# Provided text:

*****

Green Room Serenade, Part One is an album by American roots music band Lost Dogs. Named after Gene Eugene's Huntington Beach recording studio, The Green Room, it was released on BAI Records in 1996.

Track listing
"The Green Room Serenade" (Taylor)  (1:42)
"Up in the Morning" (Taylor)  (5:19)
"Cry Baby" (Eugene)  (3:01)
"Love Takes Over The World" (Taylor)  (4:37)
"Close But No Cigar" (Taylor)  (2:57)
"All That Remains" (Taylor)  (5:21)
"Sweet Work of Love" (Taylor)  (5:26)
"If it Be Your Will" (Leonard Cohen)  (3:59)
"Mexico" (Eugene)  (4:10)
"The Prodigal Bride (I'll Wait For You)" (Taylor)  (4:48)
"Hey, You Little Devil" (Taylor/Daugherty/Eugene)  (3:40)
"I Don't Love You" (Roe)  (2:51)
"Reasonable Service" (Taylor)  (5:01)
"Waiting For You to Come Around" (Daugherty/Eugene)  (5:55)
"Breathe Deep (The Breath of God) - 1996" (Taylor)  (4:15)

*****

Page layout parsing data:
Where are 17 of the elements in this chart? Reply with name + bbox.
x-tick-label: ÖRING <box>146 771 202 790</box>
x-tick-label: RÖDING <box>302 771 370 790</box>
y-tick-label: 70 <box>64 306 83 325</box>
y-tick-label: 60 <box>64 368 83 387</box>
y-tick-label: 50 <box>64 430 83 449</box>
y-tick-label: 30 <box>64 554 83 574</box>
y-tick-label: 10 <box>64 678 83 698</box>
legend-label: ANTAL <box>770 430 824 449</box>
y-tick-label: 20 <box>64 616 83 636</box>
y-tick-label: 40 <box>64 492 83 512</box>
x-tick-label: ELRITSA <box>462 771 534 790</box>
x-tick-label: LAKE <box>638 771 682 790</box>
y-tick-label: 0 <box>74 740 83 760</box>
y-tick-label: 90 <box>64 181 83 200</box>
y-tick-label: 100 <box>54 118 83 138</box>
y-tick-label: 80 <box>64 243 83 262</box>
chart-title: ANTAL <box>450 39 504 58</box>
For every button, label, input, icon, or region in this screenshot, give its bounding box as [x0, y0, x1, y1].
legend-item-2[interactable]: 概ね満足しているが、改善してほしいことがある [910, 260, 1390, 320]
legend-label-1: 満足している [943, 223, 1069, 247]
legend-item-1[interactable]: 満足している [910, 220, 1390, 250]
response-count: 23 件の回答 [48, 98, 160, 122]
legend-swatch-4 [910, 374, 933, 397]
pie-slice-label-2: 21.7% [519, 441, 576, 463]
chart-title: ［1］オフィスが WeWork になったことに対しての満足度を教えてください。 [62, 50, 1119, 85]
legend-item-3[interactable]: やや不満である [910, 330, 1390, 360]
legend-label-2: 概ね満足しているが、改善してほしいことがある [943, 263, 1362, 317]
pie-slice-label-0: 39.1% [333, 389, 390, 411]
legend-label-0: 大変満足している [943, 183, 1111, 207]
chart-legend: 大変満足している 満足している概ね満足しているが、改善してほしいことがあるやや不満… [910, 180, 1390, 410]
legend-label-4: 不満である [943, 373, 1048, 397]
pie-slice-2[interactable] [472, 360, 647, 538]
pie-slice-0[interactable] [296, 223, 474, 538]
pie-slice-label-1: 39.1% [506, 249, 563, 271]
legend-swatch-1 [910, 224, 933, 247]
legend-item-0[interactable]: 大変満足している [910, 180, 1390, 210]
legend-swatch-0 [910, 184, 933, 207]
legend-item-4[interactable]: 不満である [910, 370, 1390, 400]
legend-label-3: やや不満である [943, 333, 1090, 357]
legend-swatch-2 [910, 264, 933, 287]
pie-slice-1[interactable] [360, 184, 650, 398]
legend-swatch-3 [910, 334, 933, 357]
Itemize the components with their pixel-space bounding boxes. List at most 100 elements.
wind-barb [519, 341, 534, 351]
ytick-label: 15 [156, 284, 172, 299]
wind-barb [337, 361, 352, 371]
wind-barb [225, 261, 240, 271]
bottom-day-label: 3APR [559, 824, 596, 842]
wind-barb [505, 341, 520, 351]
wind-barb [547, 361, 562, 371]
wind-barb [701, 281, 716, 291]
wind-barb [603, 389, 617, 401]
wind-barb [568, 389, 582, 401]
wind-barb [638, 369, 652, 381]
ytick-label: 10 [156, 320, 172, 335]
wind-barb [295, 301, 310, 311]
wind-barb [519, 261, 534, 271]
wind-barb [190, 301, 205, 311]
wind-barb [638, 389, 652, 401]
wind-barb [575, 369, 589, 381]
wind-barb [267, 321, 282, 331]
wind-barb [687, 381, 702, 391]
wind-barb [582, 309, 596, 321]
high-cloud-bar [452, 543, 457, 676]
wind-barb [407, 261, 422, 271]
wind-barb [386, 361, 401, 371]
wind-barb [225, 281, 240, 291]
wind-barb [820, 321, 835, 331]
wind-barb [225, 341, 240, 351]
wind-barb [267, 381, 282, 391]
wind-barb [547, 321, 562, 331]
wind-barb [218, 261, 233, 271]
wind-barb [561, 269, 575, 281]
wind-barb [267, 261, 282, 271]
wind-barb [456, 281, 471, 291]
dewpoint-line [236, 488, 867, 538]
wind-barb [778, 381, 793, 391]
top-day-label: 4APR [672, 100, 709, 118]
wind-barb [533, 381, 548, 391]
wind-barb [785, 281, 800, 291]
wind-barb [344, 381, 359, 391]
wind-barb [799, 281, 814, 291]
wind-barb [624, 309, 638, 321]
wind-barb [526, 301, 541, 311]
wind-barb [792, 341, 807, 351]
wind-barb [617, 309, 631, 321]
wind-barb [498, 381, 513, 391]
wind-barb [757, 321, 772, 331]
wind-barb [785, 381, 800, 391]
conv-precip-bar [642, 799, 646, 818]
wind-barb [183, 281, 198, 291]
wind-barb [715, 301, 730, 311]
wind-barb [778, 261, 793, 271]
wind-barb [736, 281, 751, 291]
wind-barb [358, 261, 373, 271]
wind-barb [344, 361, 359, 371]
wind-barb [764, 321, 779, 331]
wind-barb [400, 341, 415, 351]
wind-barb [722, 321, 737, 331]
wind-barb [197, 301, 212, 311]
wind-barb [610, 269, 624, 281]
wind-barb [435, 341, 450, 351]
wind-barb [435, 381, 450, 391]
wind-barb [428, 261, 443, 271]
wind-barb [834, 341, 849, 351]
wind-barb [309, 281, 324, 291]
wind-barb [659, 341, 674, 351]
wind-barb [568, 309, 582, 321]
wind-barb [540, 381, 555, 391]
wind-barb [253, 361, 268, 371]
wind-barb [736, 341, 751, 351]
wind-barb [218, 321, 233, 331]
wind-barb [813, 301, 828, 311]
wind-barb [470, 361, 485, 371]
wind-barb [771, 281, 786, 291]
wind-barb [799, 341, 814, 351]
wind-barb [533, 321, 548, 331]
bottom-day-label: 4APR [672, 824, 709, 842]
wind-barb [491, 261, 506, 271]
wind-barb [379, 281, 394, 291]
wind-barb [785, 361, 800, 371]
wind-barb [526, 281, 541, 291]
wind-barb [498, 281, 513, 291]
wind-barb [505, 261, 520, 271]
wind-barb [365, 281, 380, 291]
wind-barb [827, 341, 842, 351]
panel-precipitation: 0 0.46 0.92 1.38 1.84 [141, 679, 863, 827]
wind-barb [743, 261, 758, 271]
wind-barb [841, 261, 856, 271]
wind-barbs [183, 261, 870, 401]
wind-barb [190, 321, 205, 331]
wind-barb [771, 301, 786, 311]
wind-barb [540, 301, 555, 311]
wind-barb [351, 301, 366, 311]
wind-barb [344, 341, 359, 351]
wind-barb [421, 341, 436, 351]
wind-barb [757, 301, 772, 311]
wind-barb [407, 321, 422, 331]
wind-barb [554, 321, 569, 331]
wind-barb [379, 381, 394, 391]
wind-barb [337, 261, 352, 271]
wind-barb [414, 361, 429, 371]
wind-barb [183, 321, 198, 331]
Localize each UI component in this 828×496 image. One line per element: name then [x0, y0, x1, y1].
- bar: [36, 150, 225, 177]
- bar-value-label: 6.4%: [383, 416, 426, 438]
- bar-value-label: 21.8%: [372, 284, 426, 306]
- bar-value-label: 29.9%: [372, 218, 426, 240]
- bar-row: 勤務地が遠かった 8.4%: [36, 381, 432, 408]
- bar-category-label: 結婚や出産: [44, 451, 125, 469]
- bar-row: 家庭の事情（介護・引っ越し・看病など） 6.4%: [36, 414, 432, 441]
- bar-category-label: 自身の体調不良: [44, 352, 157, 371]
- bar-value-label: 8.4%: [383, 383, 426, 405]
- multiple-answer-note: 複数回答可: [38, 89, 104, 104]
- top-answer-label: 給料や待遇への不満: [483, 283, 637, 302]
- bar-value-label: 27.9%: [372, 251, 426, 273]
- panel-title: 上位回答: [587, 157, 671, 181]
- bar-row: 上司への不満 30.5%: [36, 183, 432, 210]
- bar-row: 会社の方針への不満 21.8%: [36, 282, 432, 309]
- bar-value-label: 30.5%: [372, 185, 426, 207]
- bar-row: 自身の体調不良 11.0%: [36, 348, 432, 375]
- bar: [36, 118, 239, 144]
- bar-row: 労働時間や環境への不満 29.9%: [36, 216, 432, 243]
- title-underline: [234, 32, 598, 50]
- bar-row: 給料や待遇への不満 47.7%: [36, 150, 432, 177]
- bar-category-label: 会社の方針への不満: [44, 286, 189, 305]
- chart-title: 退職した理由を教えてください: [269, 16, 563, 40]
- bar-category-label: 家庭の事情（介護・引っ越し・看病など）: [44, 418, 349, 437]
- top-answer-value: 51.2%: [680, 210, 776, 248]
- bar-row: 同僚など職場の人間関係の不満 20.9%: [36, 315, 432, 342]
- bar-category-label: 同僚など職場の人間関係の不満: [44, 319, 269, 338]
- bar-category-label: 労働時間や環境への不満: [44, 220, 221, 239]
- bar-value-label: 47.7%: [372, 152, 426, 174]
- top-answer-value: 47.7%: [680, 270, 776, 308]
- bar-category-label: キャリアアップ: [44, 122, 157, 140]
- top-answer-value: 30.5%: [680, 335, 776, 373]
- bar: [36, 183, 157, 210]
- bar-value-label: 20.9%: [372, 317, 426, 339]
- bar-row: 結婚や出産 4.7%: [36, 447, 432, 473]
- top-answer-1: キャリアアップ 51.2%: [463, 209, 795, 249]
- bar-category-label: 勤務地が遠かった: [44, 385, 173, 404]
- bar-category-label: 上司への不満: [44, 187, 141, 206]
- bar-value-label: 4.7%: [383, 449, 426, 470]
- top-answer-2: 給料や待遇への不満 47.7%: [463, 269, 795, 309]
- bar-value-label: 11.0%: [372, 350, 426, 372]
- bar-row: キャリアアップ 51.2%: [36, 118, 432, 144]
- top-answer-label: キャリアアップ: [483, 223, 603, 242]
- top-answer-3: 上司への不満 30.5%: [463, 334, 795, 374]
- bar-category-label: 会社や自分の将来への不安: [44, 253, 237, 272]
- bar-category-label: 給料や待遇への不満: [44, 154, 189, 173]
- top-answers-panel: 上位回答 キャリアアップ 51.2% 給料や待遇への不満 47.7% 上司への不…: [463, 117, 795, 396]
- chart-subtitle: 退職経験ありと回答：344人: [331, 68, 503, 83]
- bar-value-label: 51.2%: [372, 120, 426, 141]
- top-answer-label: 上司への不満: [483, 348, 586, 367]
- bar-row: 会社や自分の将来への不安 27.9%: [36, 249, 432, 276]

*****

# Problems to work on:
**a)** In the album text, what is the album named after?
**b)** Continue the album text from where it stops.

# Solved tasks:
**a)** It is named after The Green Room, Gene Eugene's recording studio in Huntington Beach.

**b)**
The band
Derri Daugherty — vocals, electric and acoustic guitars, bass
Gene Eugene — vocals, Fender Rhodes electric piano, B-3 organ, guitars, bass
Mike Roe — vocals, lead guitar, acoustic guitar, bass
Terry Scott Taylor — vocals, acoustic guitars

Additional musicians
Tim Chandler — bass
Burleigh Drummond — drums
Greg Kellogg — pedal steel, banjo, dobro
James Sitterly — violin

Production notes
 Recorded and Mixed by Gene Eugene and Lost Dogs at The Green Room, Huntington Beach.
 B-3 Recorded at Desert Moon, Anaheim.
 Additional Engineering by Eric Tokle.
 Art Direction, Design, Concepts, Photography and Clay Sculptures by the "Fabulous" Anna Cardenas.